(Collection entries)

============

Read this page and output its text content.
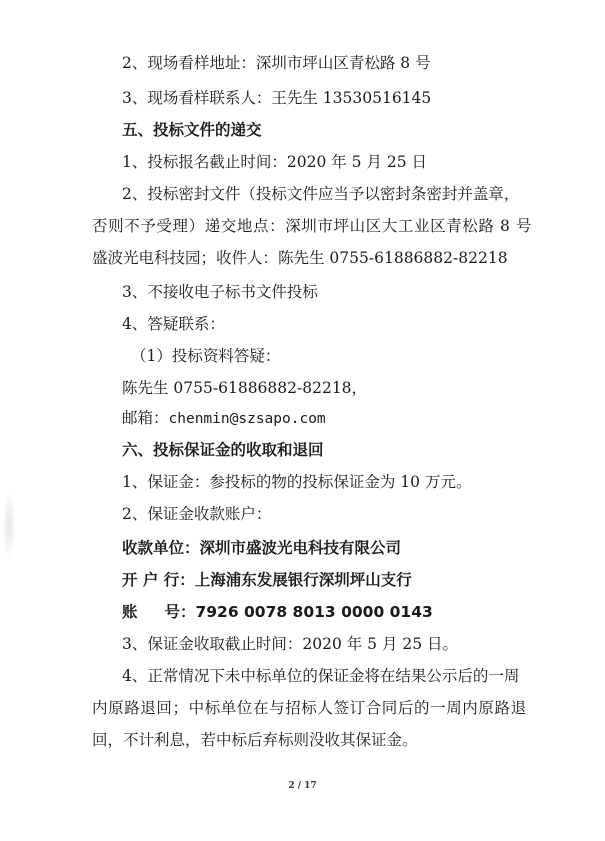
2、现场看样地址：深圳市坪山区青松路 8 号
3、现场看样联系人：王先生 13530516145
五、投标文件的递交
1、投标报名截止时间：2020 年 5 月 25 日
2、投标密封文件（投标文件应当予以密封条密封并盖章，
否则不予受理）递交地点：深圳市坪山区大工业区青松路 8 号
盛波光电科技园；收件人：陈先生 0755-61886882-82218
3、不接收电子标书文件投标
4、答疑联系：
（1）投标资料答疑：
陈先生 0755-61886882-82218，
邮箱：chenmin@szsapo.com
六、投标保证金的收取和退回
1、保证金：参投标的物的投标保证金为 10 万元。
2、保证金收款账户：
收款单位：深圳市盛波光电科技有限公司
开 户 行：上海浦东发展银行深圳坪山支行
账     号：7926 0078 8013 0000 0143
3、保证金收取截止时间：2020 年 5 月 25 日。
4、正常情况下未中标单位的保证金将在结果公示后的一周
内原路退回；中标单位在与招标人签订合同后的一周内原路退
回，不计利息，若中标后弃标则没收其保证金。
2 / 17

============

__WORK TO COMPLETE__
Every entry above should be duplicated exactly. Do not include the images.

__TASK RESPONSE__
Read this page and output its text content.
2、现场看样地址：深圳市坪山区青松路 8 号
3、现场看样联系人：王先生 13530516145
五、投标文件的递交
1、投标报名截止时间：2020 年 5 月 25 日
2、投标密封文件（投标文件应当予以密封条密封并盖章，
否则不予受理）递交地点：深圳市坪山区大工业区青松路 8 号
盛波光电科技园；收件人：陈先生 0755-61886882-82218
3、不接收电子标书文件投标
4、答疑联系：
（1）投标资料答疑：
陈先生 0755-61886882-82218，
邮箱：chenmin@szsapo.com
六、投标保证金的收取和退回
1、保证金：参投标的物的投标保证金为 10 万元。
2、保证金收款账户：
收款单位：深圳市盛波光电科技有限公司
开 户 行：上海浦东发展银行深圳坪山支行
账     号：7926 0078 8013 0000 0143
3、保证金收取截止时间：2020 年 5 月 25 日。
4、正常情况下未中标单位的保证金将在结果公示后的一周
内原路退回；中标单位在与招标人签订合同后的一周内原路退
回，不计利息，若中标后弃标则没收其保证金。
2 / 17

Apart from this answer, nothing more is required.